** start Task inputs **

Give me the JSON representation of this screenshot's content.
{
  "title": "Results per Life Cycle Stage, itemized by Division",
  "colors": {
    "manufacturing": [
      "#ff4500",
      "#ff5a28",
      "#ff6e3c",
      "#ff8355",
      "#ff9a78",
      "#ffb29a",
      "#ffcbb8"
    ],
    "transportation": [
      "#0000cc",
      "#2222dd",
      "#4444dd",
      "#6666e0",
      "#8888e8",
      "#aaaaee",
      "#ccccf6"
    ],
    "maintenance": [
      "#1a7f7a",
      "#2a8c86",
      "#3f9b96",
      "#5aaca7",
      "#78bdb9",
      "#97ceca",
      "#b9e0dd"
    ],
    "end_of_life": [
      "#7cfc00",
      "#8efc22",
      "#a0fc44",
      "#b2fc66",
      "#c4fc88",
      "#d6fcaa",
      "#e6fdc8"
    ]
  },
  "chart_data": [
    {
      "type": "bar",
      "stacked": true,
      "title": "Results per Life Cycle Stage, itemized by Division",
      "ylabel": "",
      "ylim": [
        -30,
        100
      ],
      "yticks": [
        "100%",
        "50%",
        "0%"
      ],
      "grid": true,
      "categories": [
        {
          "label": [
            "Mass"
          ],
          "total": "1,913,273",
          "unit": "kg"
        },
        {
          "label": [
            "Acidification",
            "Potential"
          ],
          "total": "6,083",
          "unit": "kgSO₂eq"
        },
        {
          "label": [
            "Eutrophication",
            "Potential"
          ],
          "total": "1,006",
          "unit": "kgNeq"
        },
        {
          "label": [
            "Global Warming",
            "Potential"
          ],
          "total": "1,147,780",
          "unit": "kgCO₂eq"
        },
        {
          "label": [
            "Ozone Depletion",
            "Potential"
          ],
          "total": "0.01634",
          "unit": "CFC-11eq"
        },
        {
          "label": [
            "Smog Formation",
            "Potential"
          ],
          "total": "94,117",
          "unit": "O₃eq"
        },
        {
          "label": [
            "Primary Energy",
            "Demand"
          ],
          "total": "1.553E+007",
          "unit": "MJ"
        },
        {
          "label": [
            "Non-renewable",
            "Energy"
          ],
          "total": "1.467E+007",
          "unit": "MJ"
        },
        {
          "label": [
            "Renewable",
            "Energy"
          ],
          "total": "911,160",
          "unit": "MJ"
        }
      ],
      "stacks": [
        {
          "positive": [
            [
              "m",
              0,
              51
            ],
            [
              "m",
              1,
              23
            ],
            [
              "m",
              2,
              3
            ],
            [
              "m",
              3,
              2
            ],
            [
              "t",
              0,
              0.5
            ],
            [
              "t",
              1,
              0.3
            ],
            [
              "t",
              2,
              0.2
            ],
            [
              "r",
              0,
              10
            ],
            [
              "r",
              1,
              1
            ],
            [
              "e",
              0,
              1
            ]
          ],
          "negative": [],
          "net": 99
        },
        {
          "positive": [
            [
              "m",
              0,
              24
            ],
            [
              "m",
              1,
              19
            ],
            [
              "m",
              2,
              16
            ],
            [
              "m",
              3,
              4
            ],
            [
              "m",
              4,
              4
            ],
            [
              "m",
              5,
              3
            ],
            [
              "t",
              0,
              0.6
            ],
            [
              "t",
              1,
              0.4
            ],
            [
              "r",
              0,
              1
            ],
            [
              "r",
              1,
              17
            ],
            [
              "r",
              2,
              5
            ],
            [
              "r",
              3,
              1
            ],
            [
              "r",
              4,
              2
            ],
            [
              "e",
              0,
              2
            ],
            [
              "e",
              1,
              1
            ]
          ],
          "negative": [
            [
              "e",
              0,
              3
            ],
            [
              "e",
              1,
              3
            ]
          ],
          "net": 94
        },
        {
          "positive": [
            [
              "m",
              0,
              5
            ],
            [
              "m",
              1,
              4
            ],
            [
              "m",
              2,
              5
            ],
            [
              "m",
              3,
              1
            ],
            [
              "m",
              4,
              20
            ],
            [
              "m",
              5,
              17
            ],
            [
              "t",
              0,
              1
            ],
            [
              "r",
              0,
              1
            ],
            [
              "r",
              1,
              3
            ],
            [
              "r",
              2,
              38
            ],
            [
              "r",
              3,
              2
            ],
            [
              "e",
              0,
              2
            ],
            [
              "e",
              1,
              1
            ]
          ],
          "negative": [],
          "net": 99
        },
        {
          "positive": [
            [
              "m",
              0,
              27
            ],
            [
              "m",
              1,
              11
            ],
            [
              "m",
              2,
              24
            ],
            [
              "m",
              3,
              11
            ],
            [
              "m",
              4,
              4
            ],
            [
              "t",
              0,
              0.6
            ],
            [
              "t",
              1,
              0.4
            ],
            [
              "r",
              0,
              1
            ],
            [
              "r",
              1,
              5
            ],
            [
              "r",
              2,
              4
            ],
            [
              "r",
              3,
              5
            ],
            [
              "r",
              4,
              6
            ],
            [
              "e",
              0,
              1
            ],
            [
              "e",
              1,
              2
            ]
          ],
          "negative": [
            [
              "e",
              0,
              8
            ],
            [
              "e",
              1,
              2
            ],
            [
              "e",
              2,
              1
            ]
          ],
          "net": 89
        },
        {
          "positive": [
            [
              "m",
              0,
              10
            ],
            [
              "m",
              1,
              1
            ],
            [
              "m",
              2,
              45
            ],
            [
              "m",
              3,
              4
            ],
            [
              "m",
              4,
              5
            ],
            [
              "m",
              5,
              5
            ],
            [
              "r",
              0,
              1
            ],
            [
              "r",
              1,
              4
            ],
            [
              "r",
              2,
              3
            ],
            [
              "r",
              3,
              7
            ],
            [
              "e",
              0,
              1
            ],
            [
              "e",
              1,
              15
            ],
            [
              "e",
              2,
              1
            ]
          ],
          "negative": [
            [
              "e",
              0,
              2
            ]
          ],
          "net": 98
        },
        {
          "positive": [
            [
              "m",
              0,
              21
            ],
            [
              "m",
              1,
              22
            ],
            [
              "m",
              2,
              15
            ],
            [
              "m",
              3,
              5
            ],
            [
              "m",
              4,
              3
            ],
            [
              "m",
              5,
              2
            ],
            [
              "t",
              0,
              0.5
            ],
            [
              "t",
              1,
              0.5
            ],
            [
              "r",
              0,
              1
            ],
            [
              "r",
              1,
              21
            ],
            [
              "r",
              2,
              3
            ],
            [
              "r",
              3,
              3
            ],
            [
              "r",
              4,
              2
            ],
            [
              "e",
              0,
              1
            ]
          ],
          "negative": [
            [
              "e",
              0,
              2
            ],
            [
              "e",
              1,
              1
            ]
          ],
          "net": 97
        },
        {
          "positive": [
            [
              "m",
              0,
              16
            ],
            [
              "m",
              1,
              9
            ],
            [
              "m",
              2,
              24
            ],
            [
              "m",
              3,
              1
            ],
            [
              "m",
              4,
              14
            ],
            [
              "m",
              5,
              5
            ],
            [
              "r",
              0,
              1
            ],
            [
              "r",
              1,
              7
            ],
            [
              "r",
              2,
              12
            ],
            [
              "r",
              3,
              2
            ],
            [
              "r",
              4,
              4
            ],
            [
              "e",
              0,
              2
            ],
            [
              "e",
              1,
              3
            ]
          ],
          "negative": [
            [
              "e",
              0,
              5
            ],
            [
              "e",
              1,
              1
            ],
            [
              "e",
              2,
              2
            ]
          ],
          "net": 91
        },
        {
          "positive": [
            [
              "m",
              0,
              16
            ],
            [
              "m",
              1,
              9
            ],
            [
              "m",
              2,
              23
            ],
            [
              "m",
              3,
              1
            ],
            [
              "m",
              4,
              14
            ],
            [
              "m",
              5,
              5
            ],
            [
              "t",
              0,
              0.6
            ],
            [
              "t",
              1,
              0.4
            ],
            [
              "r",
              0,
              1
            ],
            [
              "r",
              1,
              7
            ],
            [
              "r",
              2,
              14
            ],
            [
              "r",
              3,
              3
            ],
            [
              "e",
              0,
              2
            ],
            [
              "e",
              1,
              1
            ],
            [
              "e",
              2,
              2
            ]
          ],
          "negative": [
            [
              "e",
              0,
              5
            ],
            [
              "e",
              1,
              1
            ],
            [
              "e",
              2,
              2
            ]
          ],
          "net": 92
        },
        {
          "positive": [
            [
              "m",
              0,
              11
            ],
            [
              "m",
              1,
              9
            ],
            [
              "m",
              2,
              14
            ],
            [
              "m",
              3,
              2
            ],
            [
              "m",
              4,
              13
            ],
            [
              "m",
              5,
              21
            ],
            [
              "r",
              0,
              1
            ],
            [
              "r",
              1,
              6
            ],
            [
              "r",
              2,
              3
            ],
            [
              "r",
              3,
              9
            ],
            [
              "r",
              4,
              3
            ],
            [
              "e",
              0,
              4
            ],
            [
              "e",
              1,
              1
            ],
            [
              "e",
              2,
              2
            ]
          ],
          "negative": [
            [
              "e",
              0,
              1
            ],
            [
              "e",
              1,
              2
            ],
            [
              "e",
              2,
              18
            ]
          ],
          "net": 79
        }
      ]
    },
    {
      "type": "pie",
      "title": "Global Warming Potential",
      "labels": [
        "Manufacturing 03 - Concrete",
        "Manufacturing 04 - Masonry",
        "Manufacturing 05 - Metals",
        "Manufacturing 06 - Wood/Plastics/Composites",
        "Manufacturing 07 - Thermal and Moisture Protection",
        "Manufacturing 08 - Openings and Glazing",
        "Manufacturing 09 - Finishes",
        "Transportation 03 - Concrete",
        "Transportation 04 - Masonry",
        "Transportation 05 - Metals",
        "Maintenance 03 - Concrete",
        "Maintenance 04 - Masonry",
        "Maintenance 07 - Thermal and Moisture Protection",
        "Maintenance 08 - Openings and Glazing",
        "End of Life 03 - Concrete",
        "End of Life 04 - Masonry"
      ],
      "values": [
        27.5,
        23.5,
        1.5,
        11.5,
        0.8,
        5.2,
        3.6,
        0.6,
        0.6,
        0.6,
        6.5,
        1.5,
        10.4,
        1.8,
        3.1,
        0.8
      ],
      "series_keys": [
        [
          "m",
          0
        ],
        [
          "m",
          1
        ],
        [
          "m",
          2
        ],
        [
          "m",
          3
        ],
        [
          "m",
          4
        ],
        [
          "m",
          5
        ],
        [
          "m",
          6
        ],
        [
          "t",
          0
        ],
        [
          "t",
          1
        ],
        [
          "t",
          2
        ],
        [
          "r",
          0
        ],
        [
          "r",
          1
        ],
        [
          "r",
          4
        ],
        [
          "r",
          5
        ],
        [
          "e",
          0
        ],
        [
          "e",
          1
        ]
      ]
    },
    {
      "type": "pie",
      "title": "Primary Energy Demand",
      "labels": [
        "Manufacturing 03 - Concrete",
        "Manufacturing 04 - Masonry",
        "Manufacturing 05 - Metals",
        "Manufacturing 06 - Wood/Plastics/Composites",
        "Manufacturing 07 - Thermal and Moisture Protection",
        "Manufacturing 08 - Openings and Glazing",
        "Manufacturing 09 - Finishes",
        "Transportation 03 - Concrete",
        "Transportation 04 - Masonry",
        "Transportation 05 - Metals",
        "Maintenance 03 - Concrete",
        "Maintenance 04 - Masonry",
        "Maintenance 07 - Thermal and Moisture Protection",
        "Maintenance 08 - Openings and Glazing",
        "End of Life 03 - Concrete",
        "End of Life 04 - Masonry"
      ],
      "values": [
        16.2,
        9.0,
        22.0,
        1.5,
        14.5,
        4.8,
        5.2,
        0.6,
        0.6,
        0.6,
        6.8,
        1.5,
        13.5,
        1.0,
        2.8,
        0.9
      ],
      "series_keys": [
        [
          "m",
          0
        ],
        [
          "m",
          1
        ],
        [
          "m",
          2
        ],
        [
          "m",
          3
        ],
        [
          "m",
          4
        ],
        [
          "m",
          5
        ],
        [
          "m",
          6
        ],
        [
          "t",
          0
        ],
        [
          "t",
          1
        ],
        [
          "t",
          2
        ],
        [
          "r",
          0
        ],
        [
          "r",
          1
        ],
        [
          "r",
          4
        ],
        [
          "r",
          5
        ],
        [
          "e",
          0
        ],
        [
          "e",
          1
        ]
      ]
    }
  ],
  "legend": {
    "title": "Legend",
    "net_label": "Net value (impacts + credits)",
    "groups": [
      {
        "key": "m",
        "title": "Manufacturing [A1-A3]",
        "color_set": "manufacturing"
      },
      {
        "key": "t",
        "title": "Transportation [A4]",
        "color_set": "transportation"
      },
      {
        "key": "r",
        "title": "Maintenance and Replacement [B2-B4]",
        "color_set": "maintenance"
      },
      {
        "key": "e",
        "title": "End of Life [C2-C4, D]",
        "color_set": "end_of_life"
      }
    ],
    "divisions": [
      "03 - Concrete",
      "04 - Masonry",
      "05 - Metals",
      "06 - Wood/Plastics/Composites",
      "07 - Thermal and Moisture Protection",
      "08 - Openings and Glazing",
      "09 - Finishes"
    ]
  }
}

** end Task inputs **
** start Task inputs **

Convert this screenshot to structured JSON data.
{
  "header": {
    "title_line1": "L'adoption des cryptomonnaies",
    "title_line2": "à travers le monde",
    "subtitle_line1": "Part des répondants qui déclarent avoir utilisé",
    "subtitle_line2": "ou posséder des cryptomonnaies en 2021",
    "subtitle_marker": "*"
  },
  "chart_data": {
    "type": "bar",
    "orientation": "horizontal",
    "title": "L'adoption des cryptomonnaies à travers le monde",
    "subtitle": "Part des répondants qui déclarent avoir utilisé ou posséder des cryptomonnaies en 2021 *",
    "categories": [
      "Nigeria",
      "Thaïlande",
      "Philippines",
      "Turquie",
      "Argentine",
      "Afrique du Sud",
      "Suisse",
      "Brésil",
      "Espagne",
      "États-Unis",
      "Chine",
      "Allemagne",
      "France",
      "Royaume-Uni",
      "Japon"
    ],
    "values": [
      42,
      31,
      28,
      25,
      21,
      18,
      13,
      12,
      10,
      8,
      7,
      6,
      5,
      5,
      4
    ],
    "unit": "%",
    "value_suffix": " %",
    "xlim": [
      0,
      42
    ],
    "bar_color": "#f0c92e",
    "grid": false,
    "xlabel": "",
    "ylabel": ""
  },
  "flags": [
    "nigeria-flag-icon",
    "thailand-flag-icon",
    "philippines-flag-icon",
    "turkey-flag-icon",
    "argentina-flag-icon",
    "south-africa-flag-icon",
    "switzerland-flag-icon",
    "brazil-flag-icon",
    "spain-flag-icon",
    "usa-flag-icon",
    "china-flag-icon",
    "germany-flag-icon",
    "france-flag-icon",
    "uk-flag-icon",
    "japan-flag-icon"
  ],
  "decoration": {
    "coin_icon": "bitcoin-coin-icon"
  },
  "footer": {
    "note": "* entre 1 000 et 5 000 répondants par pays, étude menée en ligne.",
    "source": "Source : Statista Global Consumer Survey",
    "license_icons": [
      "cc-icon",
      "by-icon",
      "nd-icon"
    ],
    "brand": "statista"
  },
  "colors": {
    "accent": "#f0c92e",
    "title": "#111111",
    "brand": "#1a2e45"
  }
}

** end Task inputs **
** start Task inputs **

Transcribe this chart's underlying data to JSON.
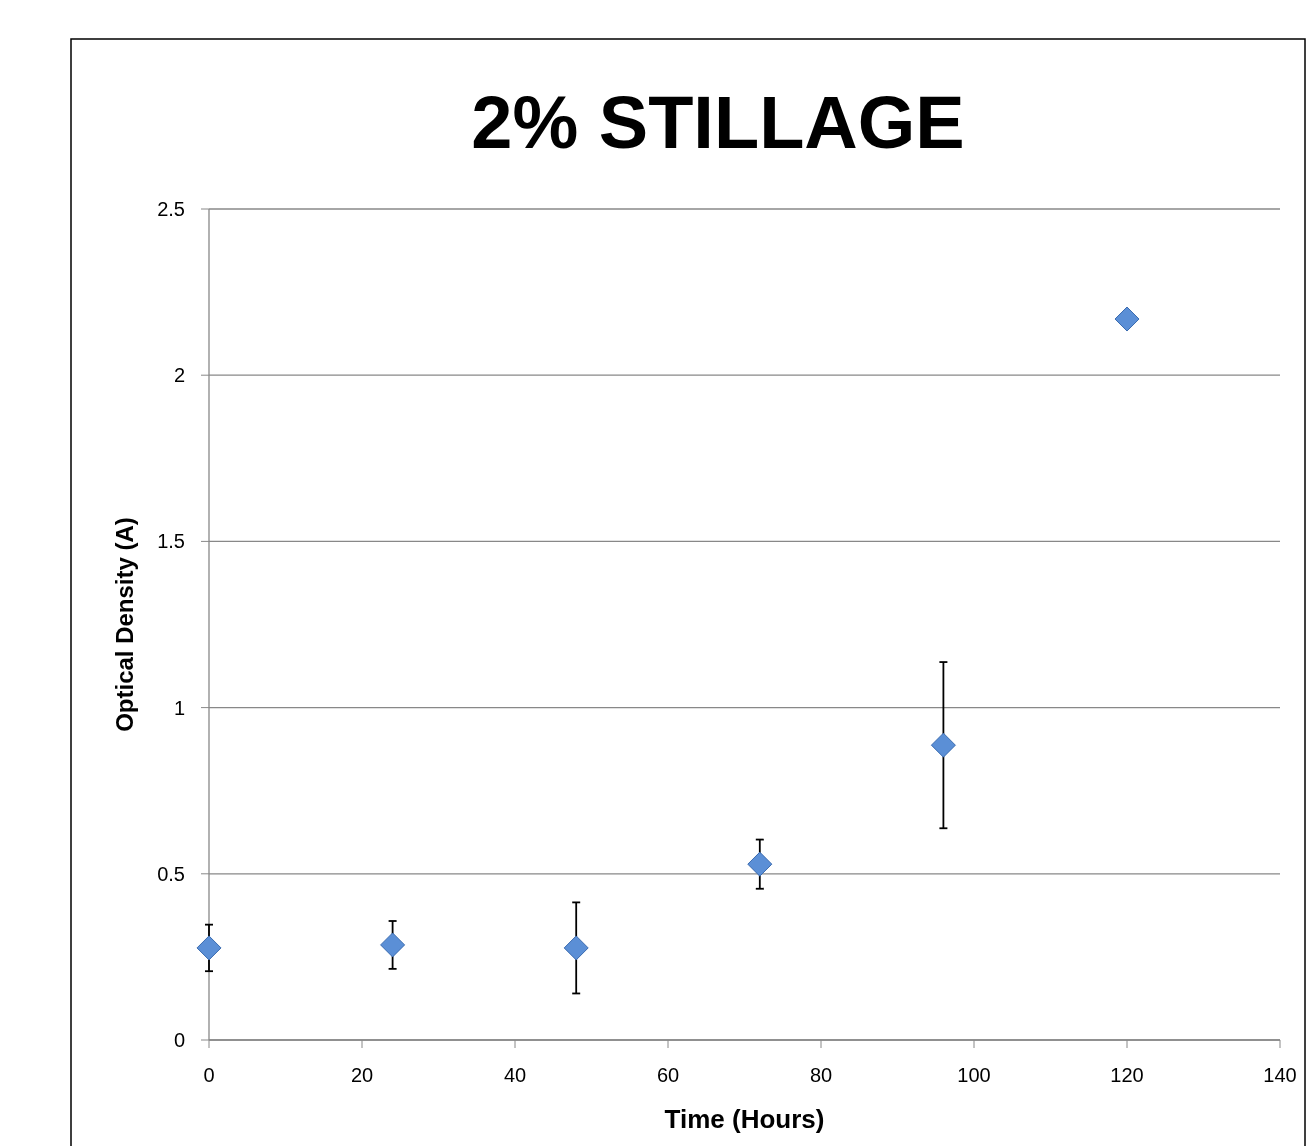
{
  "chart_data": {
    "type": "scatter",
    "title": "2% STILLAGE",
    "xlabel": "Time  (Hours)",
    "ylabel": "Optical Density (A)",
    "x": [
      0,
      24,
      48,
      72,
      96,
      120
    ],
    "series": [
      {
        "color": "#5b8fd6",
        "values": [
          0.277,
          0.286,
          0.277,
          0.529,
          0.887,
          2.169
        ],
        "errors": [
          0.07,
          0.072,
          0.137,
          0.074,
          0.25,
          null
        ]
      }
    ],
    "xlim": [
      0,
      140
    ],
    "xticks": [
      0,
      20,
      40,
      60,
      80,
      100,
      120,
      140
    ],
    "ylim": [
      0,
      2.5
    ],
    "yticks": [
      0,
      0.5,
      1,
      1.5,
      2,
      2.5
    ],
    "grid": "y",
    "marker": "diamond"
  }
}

** end Task inputs **

● Task directions: Count every line in the listing above that holds "posséder", then report only the count.

● Complete response: 2